- **Stored data**

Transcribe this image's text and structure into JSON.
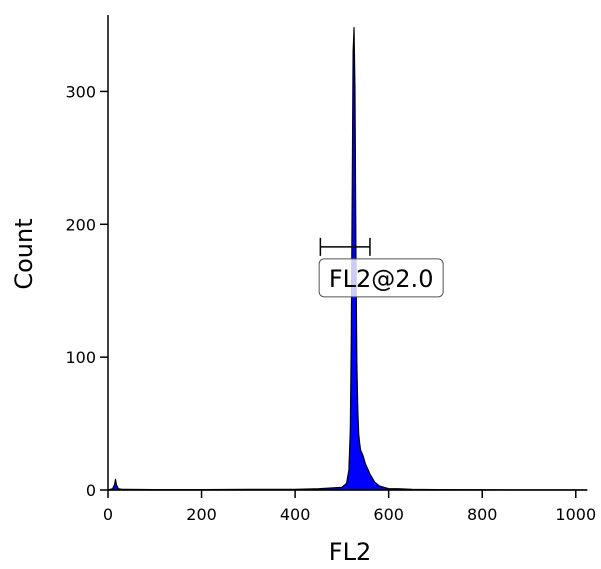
{
  "chart_data": {
    "type": "area",
    "title": "",
    "xlabel": "FL2",
    "ylabel": "Count",
    "xlim": [
      0,
      1024
    ],
    "ylim": [
      0,
      350
    ],
    "xticks": [
      0,
      200,
      400,
      600,
      800,
      1000
    ],
    "xtick_labels": [
      "0",
      "200",
      "400",
      "600",
      "800",
      "1000"
    ],
    "yticks": [
      0,
      100,
      200,
      300
    ],
    "ytick_labels": [
      "0",
      "100",
      "200",
      "300"
    ],
    "grid": false,
    "series": [
      {
        "fill_color": "#0000ff",
        "outline_color": "#000000",
        "x": [
          0,
          10,
          14,
          16,
          18,
          22,
          30,
          100,
          200,
          300,
          400,
          450,
          500,
          510,
          515,
          518,
          520,
          522,
          524,
          526,
          528,
          530,
          532,
          534,
          536,
          538,
          540,
          545,
          550,
          555,
          560,
          565,
          570,
          580,
          590,
          600,
          620,
          650,
          700,
          800,
          900,
          1000,
          1024
        ],
        "y": [
          0,
          1,
          4,
          8,
          4,
          1,
          0.5,
          0.3,
          0.3,
          0.5,
          0.5,
          1,
          2,
          5,
          15,
          45,
          110,
          220,
          330,
          348,
          300,
          180,
          95,
          60,
          42,
          35,
          30,
          26,
          20,
          16,
          12,
          9,
          6,
          3,
          2,
          1,
          1,
          0.5,
          0.3,
          0.2,
          0.1,
          0.1,
          0
        ]
      }
    ],
    "gates": [
      {
        "label": "FL2@2.0",
        "x_range": [
          454,
          560
        ],
        "y": 183
      }
    ]
  }
}
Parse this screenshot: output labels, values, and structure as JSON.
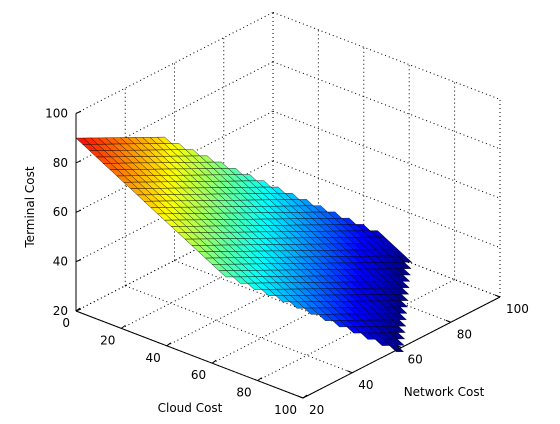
{
  "chart_data": {
    "type": "surface",
    "title": "",
    "xlabel": "Cloud Cost",
    "ylabel": "Network Cost",
    "zlabel": "Terminal Cost",
    "xlim": [
      0,
      100
    ],
    "ylim": [
      20,
      100
    ],
    "zlim": [
      20,
      100
    ],
    "x_ticks": [
      0,
      20,
      40,
      60,
      80,
      100
    ],
    "y_ticks": [
      20,
      40,
      60,
      80,
      100
    ],
    "z_ticks": [
      20,
      40,
      60,
      80,
      100
    ],
    "grid": true,
    "colormap": "jet",
    "surface_relation": "terminal_cost = 100 - (cloud_cost + network_cost) / 2",
    "domain_note": "surface drawn only inside a diagonal band of the cloud/network plane"
  }
}
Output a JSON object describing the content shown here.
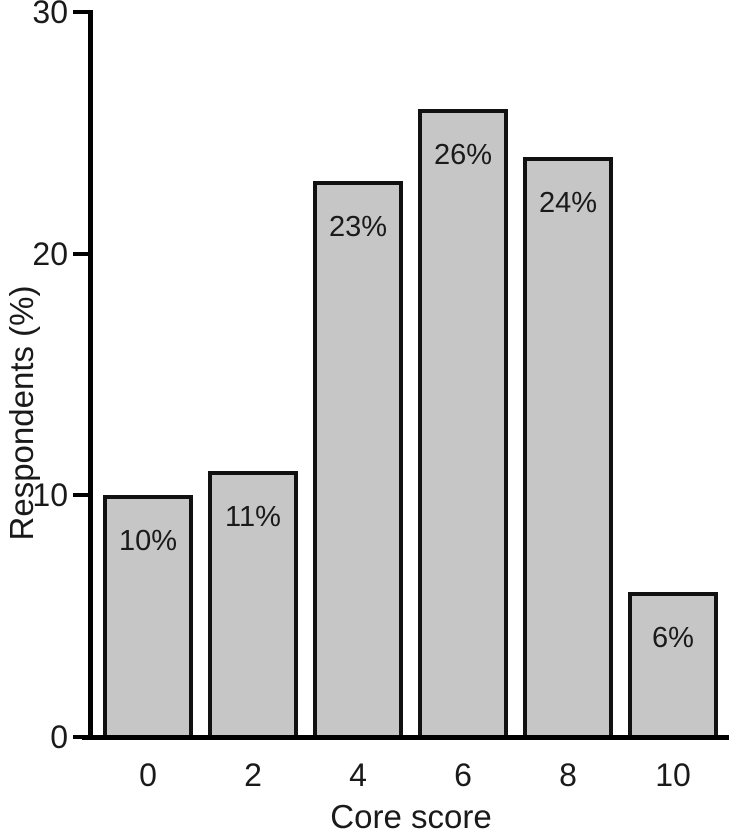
{
  "chart_data": {
    "type": "bar",
    "title": "",
    "xlabel": "Core score",
    "ylabel": "Respondents (%)",
    "categories": [
      "0",
      "2",
      "4",
      "6",
      "8",
      "10"
    ],
    "values": [
      10,
      11,
      23,
      26,
      24,
      6
    ],
    "bar_labels": [
      "10%",
      "11%",
      "23%",
      "26%",
      "24%",
      "6%"
    ],
    "y_ticks": [
      0,
      10,
      20,
      30
    ],
    "ylim": [
      0,
      30
    ],
    "grid": false,
    "legend": false,
    "colors": {
      "bar_fill": "#c6c6c6",
      "bar_border": "#111111",
      "axis": "#000000",
      "text": "#1a1a1a",
      "background": "#ffffff"
    }
  }
}
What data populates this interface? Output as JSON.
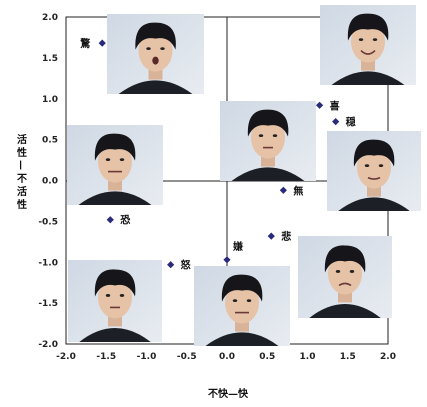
{
  "chart_data": {
    "type": "scatter",
    "title": "",
    "xlabel": "不快—快",
    "ylabel": "活性—不活性",
    "xlim": [
      -2.0,
      2.0
    ],
    "ylim": [
      -2.0,
      2.0
    ],
    "xticks": [
      "-2.0",
      "-1.5",
      "-1.0",
      "-0.5",
      "0.0",
      "0.5",
      "1.0",
      "1.5",
      "2.0"
    ],
    "yticks": [
      "2.0",
      "1.5",
      "1.0",
      "0.5",
      "0.0",
      "-0.5",
      "-1.0",
      "-1.5",
      "-2.0"
    ],
    "grid": false,
    "marker_color": "#2a2a7a",
    "points": [
      {
        "label": "驚",
        "x": -1.55,
        "y": 1.68
      },
      {
        "label": "喜",
        "x": 1.15,
        "y": 0.92
      },
      {
        "label": "穏",
        "x": 1.35,
        "y": 0.72
      },
      {
        "label": "無",
        "x": 0.7,
        "y": -0.12
      },
      {
        "label": "恐",
        "x": -1.45,
        "y": -0.48
      },
      {
        "label": "嫌",
        "x": 0.0,
        "y": -0.97
      },
      {
        "label": "悲",
        "x": 0.55,
        "y": -0.68
      },
      {
        "label": "怒",
        "x": -0.7,
        "y": -1.03
      }
    ],
    "face_photos": [
      "surprise-face-photo",
      "happy-face-photo",
      "neutral-face-photo",
      "fear-face-photo",
      "calm-face-photo",
      "anger-face-photo",
      "disgust-face-photo",
      "sad-face-photo"
    ]
  }
}
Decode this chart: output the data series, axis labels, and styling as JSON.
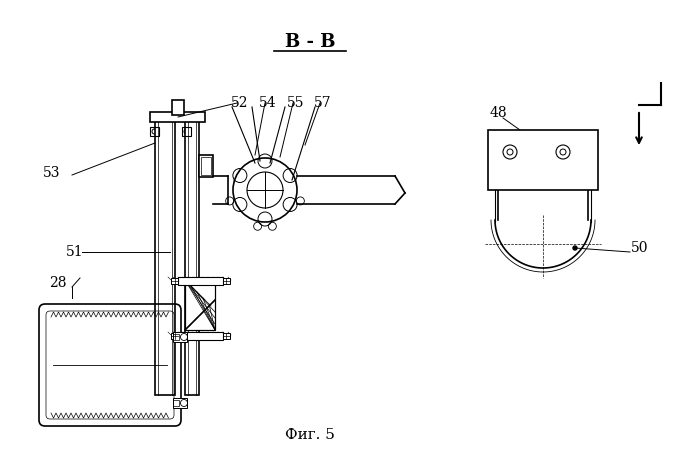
{
  "bg_color": "#ffffff",
  "line_color": "#000000",
  "fig_width": 6.99,
  "fig_height": 4.57,
  "title": "Фиг. 5",
  "section_label": "B - B"
}
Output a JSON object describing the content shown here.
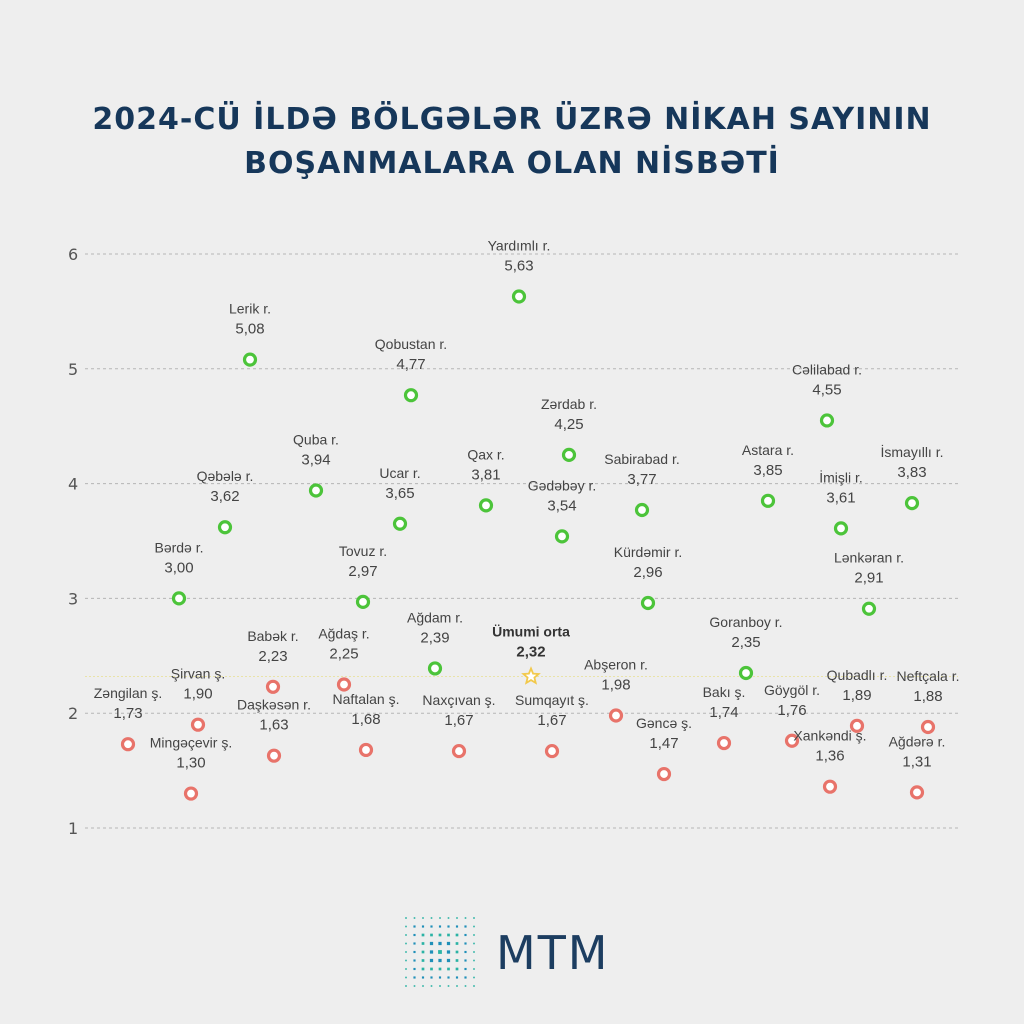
{
  "title": {
    "line1": "2024-CÜ İLDƏ BÖLGƏLƏR ÜZRƏ NİKAH SAYININ",
    "line2": "BOŞANMALARA OLAN NİSBƏTİ"
  },
  "logo": {
    "text": "MTM"
  },
  "colors": {
    "above": "#4cc43a",
    "below": "#e8736a",
    "average": "#f2c94c",
    "text": "#444444",
    "title": "#16375a"
  },
  "chart_data": {
    "type": "scatter",
    "title": "2024-CÜ İLDƏ BÖLGƏLƏR ÜZRƏ NİKAH SAYININ BOŞANMALARA OLAN NİSBƏTİ",
    "ylim": [
      1,
      6
    ],
    "yticks": [
      "1",
      "2",
      "3",
      "4",
      "5",
      "6"
    ],
    "grid": true,
    "average": {
      "label": "Ümumi orta",
      "value": 2.32,
      "display": "2,32"
    },
    "points": [
      {
        "name": "Yardımlı r.",
        "value": 5.63,
        "display": "5,63",
        "group": "above"
      },
      {
        "name": "Lerik r.",
        "value": 5.08,
        "display": "5,08",
        "group": "above"
      },
      {
        "name": "Qobustan r.",
        "value": 4.77,
        "display": "4,77",
        "group": "above"
      },
      {
        "name": "Cəlilabad r.",
        "value": 4.55,
        "display": "4,55",
        "group": "above"
      },
      {
        "name": "Zərdab r.",
        "value": 4.25,
        "display": "4,25",
        "group": "above"
      },
      {
        "name": "Quba r.",
        "value": 3.94,
        "display": "3,94",
        "group": "above"
      },
      {
        "name": "Qax r.",
        "value": 3.81,
        "display": "3,81",
        "group": "above"
      },
      {
        "name": "Astara r.",
        "value": 3.85,
        "display": "3,85",
        "group": "above"
      },
      {
        "name": "İsmayıllı r.",
        "value": 3.83,
        "display": "3,83",
        "group": "above"
      },
      {
        "name": "Sabirabad r.",
        "value": 3.77,
        "display": "3,77",
        "group": "above"
      },
      {
        "name": "Ucar r.",
        "value": 3.65,
        "display": "3,65",
        "group": "above"
      },
      {
        "name": "Qəbələ r.",
        "value": 3.62,
        "display": "3,62",
        "group": "above"
      },
      {
        "name": "İmişli r.",
        "value": 3.61,
        "display": "3,61",
        "group": "above"
      },
      {
        "name": "Gədəbəy r.",
        "value": 3.54,
        "display": "3,54",
        "group": "above"
      },
      {
        "name": "Bərdə r.",
        "value": 3.0,
        "display": "3,00",
        "group": "above"
      },
      {
        "name": "Tovuz r.",
        "value": 2.97,
        "display": "2,97",
        "group": "above"
      },
      {
        "name": "Kürdəmir r.",
        "value": 2.96,
        "display": "2,96",
        "group": "above"
      },
      {
        "name": "Lənkəran r.",
        "value": 2.91,
        "display": "2,91",
        "group": "above"
      },
      {
        "name": "Ağdam r.",
        "value": 2.39,
        "display": "2,39",
        "group": "above"
      },
      {
        "name": "Goranboy r.",
        "value": 2.35,
        "display": "2,35",
        "group": "above"
      },
      {
        "name": "Babək r.",
        "value": 2.23,
        "display": "2,23",
        "group": "below"
      },
      {
        "name": "Ağdaş r.",
        "value": 2.25,
        "display": "2,25",
        "group": "below"
      },
      {
        "name": "Abşeron r.",
        "value": 1.98,
        "display": "1,98",
        "group": "below"
      },
      {
        "name": "Şirvan ş.",
        "value": 1.9,
        "display": "1,90",
        "group": "below"
      },
      {
        "name": "Qubadlı r.",
        "value": 1.89,
        "display": "1,89",
        "group": "below"
      },
      {
        "name": "Neftçala r.",
        "value": 1.88,
        "display": "1,88",
        "group": "below"
      },
      {
        "name": "Göygöl r.",
        "value": 1.76,
        "display": "1,76",
        "group": "below"
      },
      {
        "name": "Bakı ş.",
        "value": 1.74,
        "display": "1,74",
        "group": "below"
      },
      {
        "name": "Zəngilan ş.",
        "value": 1.73,
        "display": "1,73",
        "group": "below"
      },
      {
        "name": "Naftalan ş.",
        "value": 1.68,
        "display": "1,68",
        "group": "below"
      },
      {
        "name": "Naxçıvan ş.",
        "value": 1.67,
        "display": "1,67",
        "group": "below"
      },
      {
        "name": "Sumqayıt ş.",
        "value": 1.67,
        "display": "1,67",
        "group": "below"
      },
      {
        "name": "Daşkəsən r.",
        "value": 1.63,
        "display": "1,63",
        "group": "below"
      },
      {
        "name": "Gəncə ş.",
        "value": 1.47,
        "display": "1,47",
        "group": "below"
      },
      {
        "name": "Xankəndi ş.",
        "value": 1.36,
        "display": "1,36",
        "group": "below"
      },
      {
        "name": "Ağdərə r.",
        "value": 1.31,
        "display": "1,31",
        "group": "below"
      },
      {
        "name": "Mingəçevir ş.",
        "value": 1.3,
        "display": "1,30",
        "group": "below"
      }
    ]
  }
}
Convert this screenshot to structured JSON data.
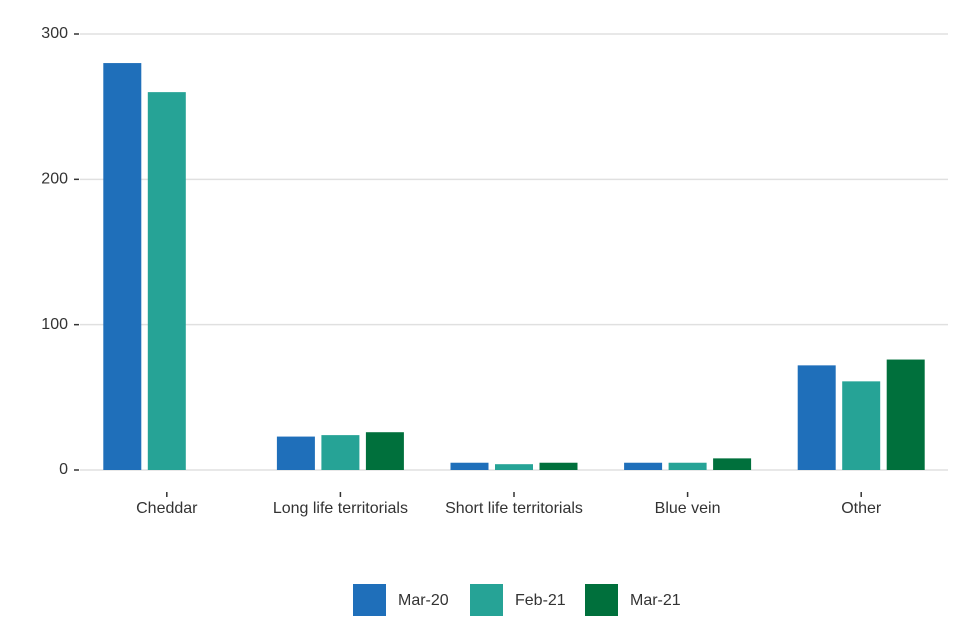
{
  "chart_data": {
    "type": "bar",
    "categories": [
      "Cheddar",
      "Long life territorials",
      "Short life territorials",
      "Blue vein",
      "Other"
    ],
    "series": [
      {
        "name": "Mar-20",
        "color": "#1f6fba",
        "values": [
          280,
          23,
          5,
          5,
          72
        ]
      },
      {
        "name": "Feb-21",
        "color": "#26a396",
        "values": [
          260,
          24,
          4,
          5,
          61
        ]
      },
      {
        "name": "Mar-21",
        "color": "#00703c",
        "values": [
          null,
          26,
          5,
          8,
          76
        ]
      }
    ],
    "ylim": [
      0,
      300
    ],
    "yticks": [
      0,
      100,
      200,
      300
    ],
    "grid": true,
    "legend": "bottom"
  }
}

- **Short task**
Scan the material above for the string "İLDƏ" and report each line where you find it.

- **Completed exercise**
    "line1": "2024-CÜ İLDƏ BÖLGƏLƏR ÜZRƏ NİKAH SAYININ",
    "title": "2024-CÜ İLDƏ BÖLGƏLƏR ÜZRƏ NİKAH SAYININ BOŞANMALARA OLAN NİSBƏTİ",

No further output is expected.